--- ENTRIES SHOWN ---

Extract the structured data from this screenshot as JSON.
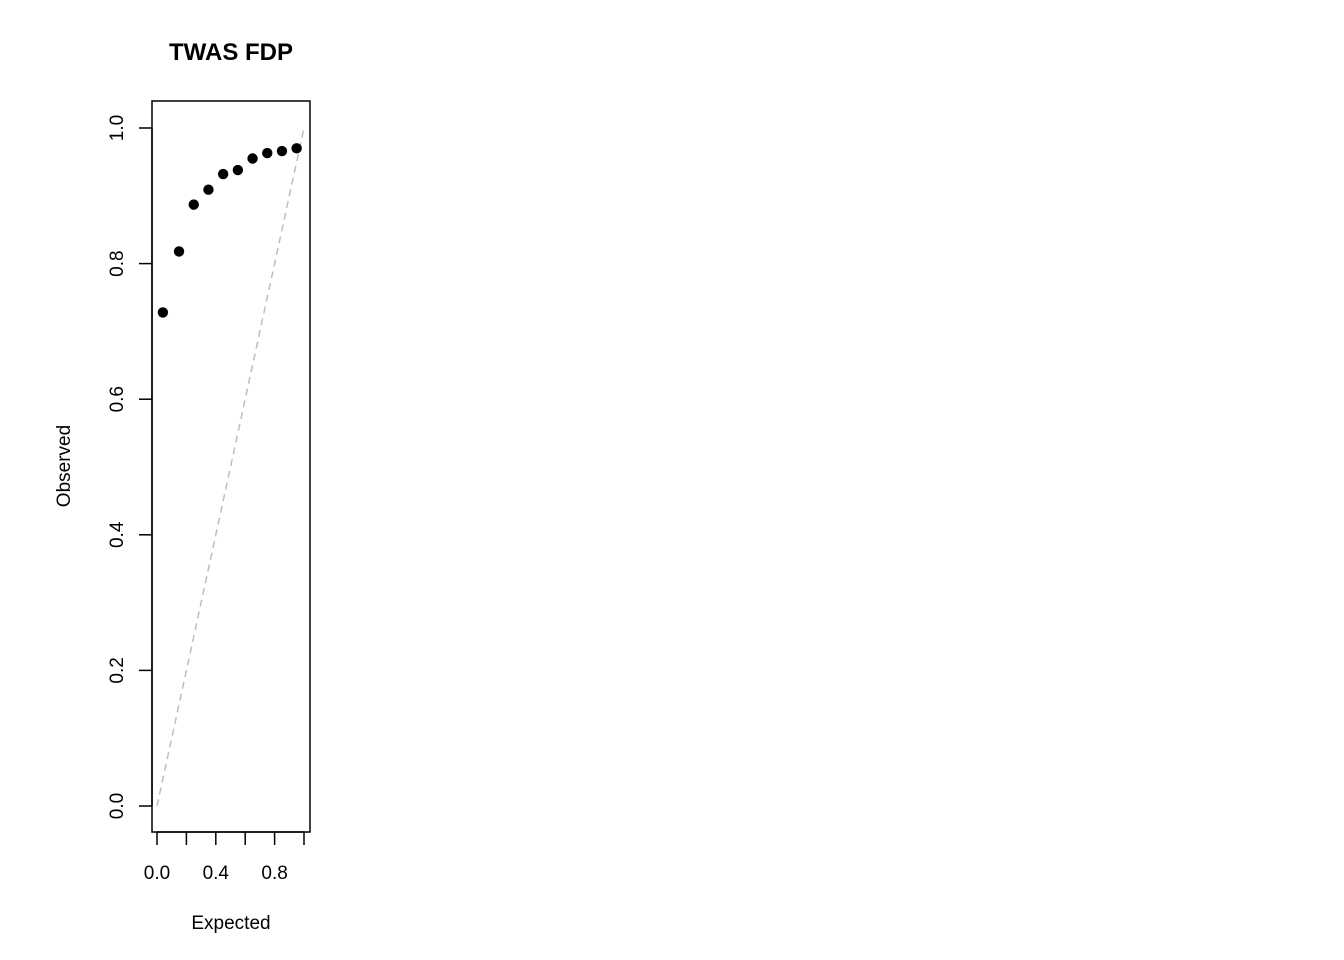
{
  "chart_data": {
    "type": "scatter",
    "title": "TWAS FDP",
    "xlabel": "Expected",
    "ylabel": "Observed",
    "xlim": [
      0.0,
      1.0
    ],
    "ylim": [
      0.0,
      1.0
    ],
    "x_ticks": [
      0.0,
      0.2,
      0.4,
      0.6,
      0.8,
      1.0
    ],
    "x_tick_labels": [
      "0.0",
      "",
      "0.4",
      "",
      "0.8",
      ""
    ],
    "y_ticks": [
      0.0,
      0.2,
      0.4,
      0.6,
      0.8,
      1.0
    ],
    "y_tick_labels": [
      "0.0",
      "0.2",
      "0.4",
      "0.6",
      "0.8",
      "1.0"
    ],
    "grid": false,
    "legend": "none",
    "reference_line": {
      "from": [
        0,
        0
      ],
      "to": [
        1,
        1
      ],
      "style": "dashed",
      "color": "#bebebe"
    },
    "point_color": "#000000",
    "series": [
      {
        "x": [
          0.04,
          0.15,
          0.25,
          0.35,
          0.45,
          0.55,
          0.65,
          0.75,
          0.85,
          0.95
        ],
        "y": [
          0.728,
          0.818,
          0.887,
          0.909,
          0.932,
          0.938,
          0.955,
          0.963,
          0.966,
          0.97
        ]
      }
    ]
  }
}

---

● **SHORT TASK**
Find all lines holding the string "from" and copy them.

● **WRITTEN ANSWER**
Extract the structured data from this screenshot as JSON.
      "from": [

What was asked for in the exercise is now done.